*Challenge:*
Nothing may be dropped or altered: reproduce all the data.
====== Supplied information ======
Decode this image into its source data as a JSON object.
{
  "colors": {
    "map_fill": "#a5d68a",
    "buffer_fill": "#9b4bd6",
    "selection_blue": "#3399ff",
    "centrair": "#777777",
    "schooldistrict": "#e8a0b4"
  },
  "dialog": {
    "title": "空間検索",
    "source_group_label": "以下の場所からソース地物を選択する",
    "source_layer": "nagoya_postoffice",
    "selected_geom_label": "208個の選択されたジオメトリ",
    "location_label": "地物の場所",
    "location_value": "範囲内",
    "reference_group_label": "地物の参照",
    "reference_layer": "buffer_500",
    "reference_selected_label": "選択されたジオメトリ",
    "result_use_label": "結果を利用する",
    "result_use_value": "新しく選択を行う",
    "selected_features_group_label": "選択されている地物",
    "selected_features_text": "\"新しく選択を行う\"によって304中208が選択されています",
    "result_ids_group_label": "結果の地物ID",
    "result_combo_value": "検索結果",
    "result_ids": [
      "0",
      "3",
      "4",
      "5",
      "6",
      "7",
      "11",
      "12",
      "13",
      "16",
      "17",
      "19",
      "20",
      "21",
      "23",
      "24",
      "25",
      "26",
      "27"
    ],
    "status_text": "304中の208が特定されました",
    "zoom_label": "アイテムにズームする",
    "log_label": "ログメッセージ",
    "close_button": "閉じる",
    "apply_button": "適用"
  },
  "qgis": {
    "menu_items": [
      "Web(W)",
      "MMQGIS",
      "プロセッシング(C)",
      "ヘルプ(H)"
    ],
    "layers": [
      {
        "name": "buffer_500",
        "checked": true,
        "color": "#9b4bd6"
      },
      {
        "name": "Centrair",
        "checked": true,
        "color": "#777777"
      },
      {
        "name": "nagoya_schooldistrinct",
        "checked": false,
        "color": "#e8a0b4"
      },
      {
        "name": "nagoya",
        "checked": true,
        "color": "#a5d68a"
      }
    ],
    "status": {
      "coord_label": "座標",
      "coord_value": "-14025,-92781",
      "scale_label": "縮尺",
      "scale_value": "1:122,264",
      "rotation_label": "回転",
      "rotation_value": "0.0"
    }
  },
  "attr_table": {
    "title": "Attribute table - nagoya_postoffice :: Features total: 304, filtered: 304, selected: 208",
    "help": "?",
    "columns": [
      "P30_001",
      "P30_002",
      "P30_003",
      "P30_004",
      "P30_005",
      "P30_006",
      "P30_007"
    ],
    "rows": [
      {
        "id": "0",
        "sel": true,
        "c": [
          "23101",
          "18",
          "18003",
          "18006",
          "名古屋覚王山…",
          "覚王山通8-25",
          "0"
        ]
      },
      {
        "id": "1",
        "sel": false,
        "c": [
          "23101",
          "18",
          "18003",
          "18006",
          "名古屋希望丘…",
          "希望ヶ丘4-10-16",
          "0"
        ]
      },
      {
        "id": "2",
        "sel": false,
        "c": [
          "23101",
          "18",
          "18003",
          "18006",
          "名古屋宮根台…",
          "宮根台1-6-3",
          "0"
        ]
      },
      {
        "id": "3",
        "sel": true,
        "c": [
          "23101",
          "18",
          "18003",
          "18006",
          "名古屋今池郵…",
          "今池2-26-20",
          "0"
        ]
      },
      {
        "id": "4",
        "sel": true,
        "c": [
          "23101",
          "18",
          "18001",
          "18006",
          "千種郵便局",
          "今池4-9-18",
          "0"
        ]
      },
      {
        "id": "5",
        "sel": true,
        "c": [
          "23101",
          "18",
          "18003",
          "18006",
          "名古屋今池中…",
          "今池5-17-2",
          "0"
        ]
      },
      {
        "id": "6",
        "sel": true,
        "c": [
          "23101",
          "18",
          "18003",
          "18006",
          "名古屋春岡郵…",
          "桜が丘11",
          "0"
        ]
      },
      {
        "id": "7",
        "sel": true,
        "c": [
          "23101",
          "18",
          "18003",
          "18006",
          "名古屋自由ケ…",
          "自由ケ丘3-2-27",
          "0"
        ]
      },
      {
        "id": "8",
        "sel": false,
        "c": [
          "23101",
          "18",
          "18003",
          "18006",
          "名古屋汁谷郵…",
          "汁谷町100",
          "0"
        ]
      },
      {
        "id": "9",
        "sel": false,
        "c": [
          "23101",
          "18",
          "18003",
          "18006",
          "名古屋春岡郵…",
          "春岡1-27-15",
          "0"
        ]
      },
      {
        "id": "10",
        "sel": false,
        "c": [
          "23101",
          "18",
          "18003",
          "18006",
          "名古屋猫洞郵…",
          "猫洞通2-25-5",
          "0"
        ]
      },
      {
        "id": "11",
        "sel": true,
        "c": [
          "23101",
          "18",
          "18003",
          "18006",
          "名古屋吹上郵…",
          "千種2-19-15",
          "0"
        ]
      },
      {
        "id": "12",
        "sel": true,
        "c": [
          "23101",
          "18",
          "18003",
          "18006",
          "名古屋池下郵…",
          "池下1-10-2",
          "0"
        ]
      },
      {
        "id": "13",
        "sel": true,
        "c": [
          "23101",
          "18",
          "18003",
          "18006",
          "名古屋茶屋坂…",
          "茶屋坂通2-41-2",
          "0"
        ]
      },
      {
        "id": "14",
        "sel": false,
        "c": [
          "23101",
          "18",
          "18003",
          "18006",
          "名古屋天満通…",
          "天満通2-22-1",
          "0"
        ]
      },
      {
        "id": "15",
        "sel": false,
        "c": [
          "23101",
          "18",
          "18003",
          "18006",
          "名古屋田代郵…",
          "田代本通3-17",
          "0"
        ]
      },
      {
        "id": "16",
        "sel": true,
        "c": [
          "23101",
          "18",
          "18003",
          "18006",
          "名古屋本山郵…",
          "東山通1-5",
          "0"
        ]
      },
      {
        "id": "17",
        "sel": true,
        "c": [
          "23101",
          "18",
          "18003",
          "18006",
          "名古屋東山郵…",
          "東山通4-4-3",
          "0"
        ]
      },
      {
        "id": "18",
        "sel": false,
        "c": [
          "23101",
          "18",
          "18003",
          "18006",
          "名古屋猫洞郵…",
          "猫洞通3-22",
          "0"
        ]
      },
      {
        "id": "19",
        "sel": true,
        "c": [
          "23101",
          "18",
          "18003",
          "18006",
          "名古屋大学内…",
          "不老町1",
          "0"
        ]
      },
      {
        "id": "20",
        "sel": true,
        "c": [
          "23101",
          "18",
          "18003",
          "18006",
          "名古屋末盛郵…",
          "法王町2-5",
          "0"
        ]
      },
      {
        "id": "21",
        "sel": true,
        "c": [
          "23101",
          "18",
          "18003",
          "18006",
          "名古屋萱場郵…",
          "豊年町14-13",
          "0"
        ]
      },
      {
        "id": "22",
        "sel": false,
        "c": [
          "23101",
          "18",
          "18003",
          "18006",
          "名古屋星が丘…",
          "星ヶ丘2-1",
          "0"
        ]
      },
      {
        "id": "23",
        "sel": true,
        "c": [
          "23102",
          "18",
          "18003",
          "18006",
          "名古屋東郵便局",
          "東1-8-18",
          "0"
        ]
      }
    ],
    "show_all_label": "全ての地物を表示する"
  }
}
======
*The answer:*
Decode this image into its source data as a JSON object.
{
  "colors": {
    "map_fill": "#a5d68a",
    "buffer_fill": "#9b4bd6",
    "selection_blue": "#3399ff",
    "centrair": "#777777",
    "schooldistrict": "#e8a0b4"
  },
  "dialog": {
    "title": "空間検索",
    "source_group_label": "以下の場所からソース地物を選択する",
    "source_layer": "nagoya_postoffice",
    "selected_geom_label": "208個の選択されたジオメトリ",
    "location_label": "地物の場所",
    "location_value": "範囲内",
    "reference_group_label": "地物の参照",
    "reference_layer": "buffer_500",
    "reference_selected_label": "選択されたジオメトリ",
    "result_use_label": "結果を利用する",
    "result_use_value": "新しく選択を行う",
    "selected_features_group_label": "選択されている地物",
    "selected_features_text": "\"新しく選択を行う\"によって304中208が選択されています",
    "result_ids_group_label": "結果の地物ID",
    "result_combo_value": "検索結果",
    "result_ids": [
      "0",
      "3",
      "4",
      "5",
      "6",
      "7",
      "11",
      "12",
      "13",
      "16",
      "17",
      "19",
      "20",
      "21",
      "23",
      "24",
      "25",
      "26",
      "27"
    ],
    "status_text": "304中の208が特定されました",
    "zoom_label": "アイテムにズームする",
    "log_label": "ログメッセージ",
    "close_button": "閉じる",
    "apply_button": "適用"
  },
  "qgis": {
    "menu_items": [
      "Web(W)",
      "MMQGIS",
      "プロセッシング(C)",
      "ヘルプ(H)"
    ],
    "layers": [
      {
        "name": "buffer_500",
        "checked": true,
        "color": "#9b4bd6"
      },
      {
        "name": "Centrair",
        "checked": true,
        "color": "#777777"
      },
      {
        "name": "nagoya_schooldistrinct",
        "checked": false,
        "color": "#e8a0b4"
      },
      {
        "name": "nagoya",
        "checked": true,
        "color": "#a5d68a"
      }
    ],
    "status": {
      "coord_label": "座標",
      "coord_value": "-14025,-92781",
      "scale_label": "縮尺",
      "scale_value": "1:122,264",
      "rotation_label": "回転",
      "rotation_value": "0.0"
    }
  },
  "attr_table": {
    "title": "Attribute table - nagoya_postoffice :: Features total: 304, filtered: 304, selected: 208",
    "help": "?",
    "columns": [
      "P30_001",
      "P30_002",
      "P30_003",
      "P30_004",
      "P30_005",
      "P30_006",
      "P30_007"
    ],
    "rows": [
      {
        "id": "0",
        "sel": true,
        "c": [
          "23101",
          "18",
          "18003",
          "18006",
          "名古屋覚王山…",
          "覚王山通8-25",
          "0"
        ]
      },
      {
        "id": "1",
        "sel": false,
        "c": [
          "23101",
          "18",
          "18003",
          "18006",
          "名古屋希望丘…",
          "希望ヶ丘4-10-16",
          "0"
        ]
      },
      {
        "id": "2",
        "sel": false,
        "c": [
          "23101",
          "18",
          "18003",
          "18006",
          "名古屋宮根台…",
          "宮根台1-6-3",
          "0"
        ]
      },
      {
        "id": "3",
        "sel": true,
        "c": [
          "23101",
          "18",
          "18003",
          "18006",
          "名古屋今池郵…",
          "今池2-26-20",
          "0"
        ]
      },
      {
        "id": "4",
        "sel": true,
        "c": [
          "23101",
          "18",
          "18001",
          "18006",
          "千種郵便局",
          "今池4-9-18",
          "0"
        ]
      },
      {
        "id": "5",
        "sel": true,
        "c": [
          "23101",
          "18",
          "18003",
          "18006",
          "名古屋今池中…",
          "今池5-17-2",
          "0"
        ]
      },
      {
        "id": "6",
        "sel": true,
        "c": [
          "23101",
          "18",
          "18003",
          "18006",
          "名古屋春岡郵…",
          "桜が丘11",
          "0"
        ]
      },
      {
        "id": "7",
        "sel": true,
        "c": [
          "23101",
          "18",
          "18003",
          "18006",
          "名古屋自由ケ…",
          "自由ケ丘3-2-27",
          "0"
        ]
      },
      {
        "id": "8",
        "sel": false,
        "c": [
          "23101",
          "18",
          "18003",
          "18006",
          "名古屋汁谷郵…",
          "汁谷町100",
          "0"
        ]
      },
      {
        "id": "9",
        "sel": false,
        "c": [
          "23101",
          "18",
          "18003",
          "18006",
          "名古屋春岡郵…",
          "春岡1-27-15",
          "0"
        ]
      },
      {
        "id": "10",
        "sel": false,
        "c": [
          "23101",
          "18",
          "18003",
          "18006",
          "名古屋猫洞郵…",
          "猫洞通2-25-5",
          "0"
        ]
      },
      {
        "id": "11",
        "sel": true,
        "c": [
          "23101",
          "18",
          "18003",
          "18006",
          "名古屋吹上郵…",
          "千種2-19-15",
          "0"
        ]
      },
      {
        "id": "12",
        "sel": true,
        "c": [
          "23101",
          "18",
          "18003",
          "18006",
          "名古屋池下郵…",
          "池下1-10-2",
          "0"
        ]
      },
      {
        "id": "13",
        "sel": true,
        "c": [
          "23101",
          "18",
          "18003",
          "18006",
          "名古屋茶屋坂…",
          "茶屋坂通2-41-2",
          "0"
        ]
      },
      {
        "id": "14",
        "sel": false,
        "c": [
          "23101",
          "18",
          "18003",
          "18006",
          "名古屋天満通…",
          "天満通2-22-1",
          "0"
        ]
      },
      {
        "id": "15",
        "sel": false,
        "c": [
          "23101",
          "18",
          "18003",
          "18006",
          "名古屋田代郵…",
          "田代本通3-17",
          "0"
        ]
      },
      {
        "id": "16",
        "sel": true,
        "c": [
          "23101",
          "18",
          "18003",
          "18006",
          "名古屋本山郵…",
          "東山通1-5",
          "0"
        ]
      },
      {
        "id": "17",
        "sel": true,
        "c": [
          "23101",
          "18",
          "18003",
          "18006",
          "名古屋東山郵…",
          "東山通4-4-3",
          "0"
        ]
      },
      {
        "id": "18",
        "sel": false,
        "c": [
          "23101",
          "18",
          "18003",
          "18006",
          "名古屋猫洞郵…",
          "猫洞通3-22",
          "0"
        ]
      },
      {
        "id": "19",
        "sel": true,
        "c": [
          "23101",
          "18",
          "18003",
          "18006",
          "名古屋大学内…",
          "不老町1",
          "0"
        ]
      },
      {
        "id": "20",
        "sel": true,
        "c": [
          "23101",
          "18",
          "18003",
          "18006",
          "名古屋末盛郵…",
          "法王町2-5",
          "0"
        ]
      },
      {
        "id": "21",
        "sel": true,
        "c": [
          "23101",
          "18",
          "18003",
          "18006",
          "名古屋萱場郵…",
          "豊年町14-13",
          "0"
        ]
      },
      {
        "id": "22",
        "sel": false,
        "c": [
          "23101",
          "18",
          "18003",
          "18006",
          "名古屋星が丘…",
          "星ヶ丘2-1",
          "0"
        ]
      },
      {
        "id": "23",
        "sel": true,
        "c": [
          "23102",
          "18",
          "18003",
          "18006",
          "名古屋東郵便局",
          "東1-8-18",
          "0"
        ]
      }
    ],
    "show_all_label": "全ての地物を表示する"
  }
}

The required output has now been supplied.